Stored records
┄┄┄┄┄┄┄┄┄┄

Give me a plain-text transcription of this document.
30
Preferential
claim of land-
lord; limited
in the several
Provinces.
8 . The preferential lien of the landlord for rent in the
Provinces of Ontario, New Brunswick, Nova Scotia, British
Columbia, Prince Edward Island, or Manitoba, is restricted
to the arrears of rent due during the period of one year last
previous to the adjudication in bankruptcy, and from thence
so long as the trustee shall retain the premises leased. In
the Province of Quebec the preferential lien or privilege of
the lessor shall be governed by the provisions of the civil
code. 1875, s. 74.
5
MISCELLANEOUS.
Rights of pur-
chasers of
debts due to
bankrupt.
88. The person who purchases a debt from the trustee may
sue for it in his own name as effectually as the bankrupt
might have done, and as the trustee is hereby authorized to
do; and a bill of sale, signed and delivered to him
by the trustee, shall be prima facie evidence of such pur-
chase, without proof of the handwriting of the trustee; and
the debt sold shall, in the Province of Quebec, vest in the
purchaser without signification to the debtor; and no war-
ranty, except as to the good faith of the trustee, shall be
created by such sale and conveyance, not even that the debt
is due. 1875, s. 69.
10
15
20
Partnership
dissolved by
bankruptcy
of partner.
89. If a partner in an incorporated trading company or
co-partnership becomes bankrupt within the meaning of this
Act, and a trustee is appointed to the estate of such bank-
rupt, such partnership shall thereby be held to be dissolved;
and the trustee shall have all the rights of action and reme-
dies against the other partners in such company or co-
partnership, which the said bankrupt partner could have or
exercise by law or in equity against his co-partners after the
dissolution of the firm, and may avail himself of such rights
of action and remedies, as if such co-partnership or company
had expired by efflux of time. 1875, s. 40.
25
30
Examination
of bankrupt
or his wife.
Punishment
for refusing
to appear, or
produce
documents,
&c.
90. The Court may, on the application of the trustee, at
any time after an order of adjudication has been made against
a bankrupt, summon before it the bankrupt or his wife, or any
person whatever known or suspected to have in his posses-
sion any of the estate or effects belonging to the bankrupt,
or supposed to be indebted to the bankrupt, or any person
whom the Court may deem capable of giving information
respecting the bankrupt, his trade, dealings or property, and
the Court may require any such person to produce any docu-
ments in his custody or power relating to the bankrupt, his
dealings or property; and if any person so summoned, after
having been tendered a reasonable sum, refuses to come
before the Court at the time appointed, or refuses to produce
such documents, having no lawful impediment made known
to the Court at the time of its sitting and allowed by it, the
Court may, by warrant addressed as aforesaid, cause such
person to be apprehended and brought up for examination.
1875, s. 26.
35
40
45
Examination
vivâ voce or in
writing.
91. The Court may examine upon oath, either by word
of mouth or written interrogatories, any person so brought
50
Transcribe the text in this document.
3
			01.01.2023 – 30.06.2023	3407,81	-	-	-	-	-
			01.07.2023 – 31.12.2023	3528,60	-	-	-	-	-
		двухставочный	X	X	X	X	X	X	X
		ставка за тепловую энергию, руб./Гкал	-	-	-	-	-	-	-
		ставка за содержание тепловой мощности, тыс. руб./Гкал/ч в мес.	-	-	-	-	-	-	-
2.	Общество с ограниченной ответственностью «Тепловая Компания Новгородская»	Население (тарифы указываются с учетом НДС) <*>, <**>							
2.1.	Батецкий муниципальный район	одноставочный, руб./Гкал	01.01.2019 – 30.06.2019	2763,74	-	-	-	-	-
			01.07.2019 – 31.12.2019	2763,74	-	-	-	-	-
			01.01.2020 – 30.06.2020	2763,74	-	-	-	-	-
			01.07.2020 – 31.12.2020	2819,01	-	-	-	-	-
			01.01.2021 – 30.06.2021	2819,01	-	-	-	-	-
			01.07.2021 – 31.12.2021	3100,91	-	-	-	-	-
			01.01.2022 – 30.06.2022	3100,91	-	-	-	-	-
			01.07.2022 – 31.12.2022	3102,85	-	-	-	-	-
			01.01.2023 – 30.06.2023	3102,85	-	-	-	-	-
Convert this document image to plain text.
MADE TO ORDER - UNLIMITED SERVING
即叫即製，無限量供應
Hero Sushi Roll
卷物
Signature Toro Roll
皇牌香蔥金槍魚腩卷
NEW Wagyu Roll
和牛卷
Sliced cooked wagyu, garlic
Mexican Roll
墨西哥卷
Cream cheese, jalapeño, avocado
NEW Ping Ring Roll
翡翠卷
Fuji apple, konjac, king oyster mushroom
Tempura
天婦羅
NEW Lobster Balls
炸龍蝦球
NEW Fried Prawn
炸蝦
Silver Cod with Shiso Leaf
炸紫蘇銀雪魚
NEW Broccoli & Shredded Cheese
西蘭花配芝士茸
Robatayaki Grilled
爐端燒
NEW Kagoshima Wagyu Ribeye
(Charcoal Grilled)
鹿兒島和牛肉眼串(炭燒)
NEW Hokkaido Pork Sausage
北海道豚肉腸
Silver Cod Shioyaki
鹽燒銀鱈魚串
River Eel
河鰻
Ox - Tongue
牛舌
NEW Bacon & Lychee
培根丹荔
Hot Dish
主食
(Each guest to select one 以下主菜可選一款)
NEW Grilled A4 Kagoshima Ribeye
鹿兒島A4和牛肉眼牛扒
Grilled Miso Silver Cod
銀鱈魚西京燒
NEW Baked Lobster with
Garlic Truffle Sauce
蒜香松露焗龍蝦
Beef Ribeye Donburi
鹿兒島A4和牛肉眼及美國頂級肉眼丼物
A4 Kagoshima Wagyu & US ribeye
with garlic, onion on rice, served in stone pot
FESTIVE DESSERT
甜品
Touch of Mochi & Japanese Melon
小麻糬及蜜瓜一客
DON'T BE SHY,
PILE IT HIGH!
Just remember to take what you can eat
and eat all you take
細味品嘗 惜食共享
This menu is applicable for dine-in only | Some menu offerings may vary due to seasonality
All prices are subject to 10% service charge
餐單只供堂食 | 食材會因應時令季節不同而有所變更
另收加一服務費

┄┄┄┄┄┄┄┄┄┄

◆ **TASK PROMPT**
Copy out every line from the material above in which the word "Court" appears.

◆ **OUTPUT OF THE TASK**
90. The Court may, on the application of the trustee, at
whom the Court may deem capable of giving information
the Court may require any such person to produce any docu-
before the Court at the time appointed, or refuses to produce
to the Court at the time of its sitting and allowed by it, the
Court may, by warrant addressed as aforesaid, cause such
91. The Court may examine upon oath, either by word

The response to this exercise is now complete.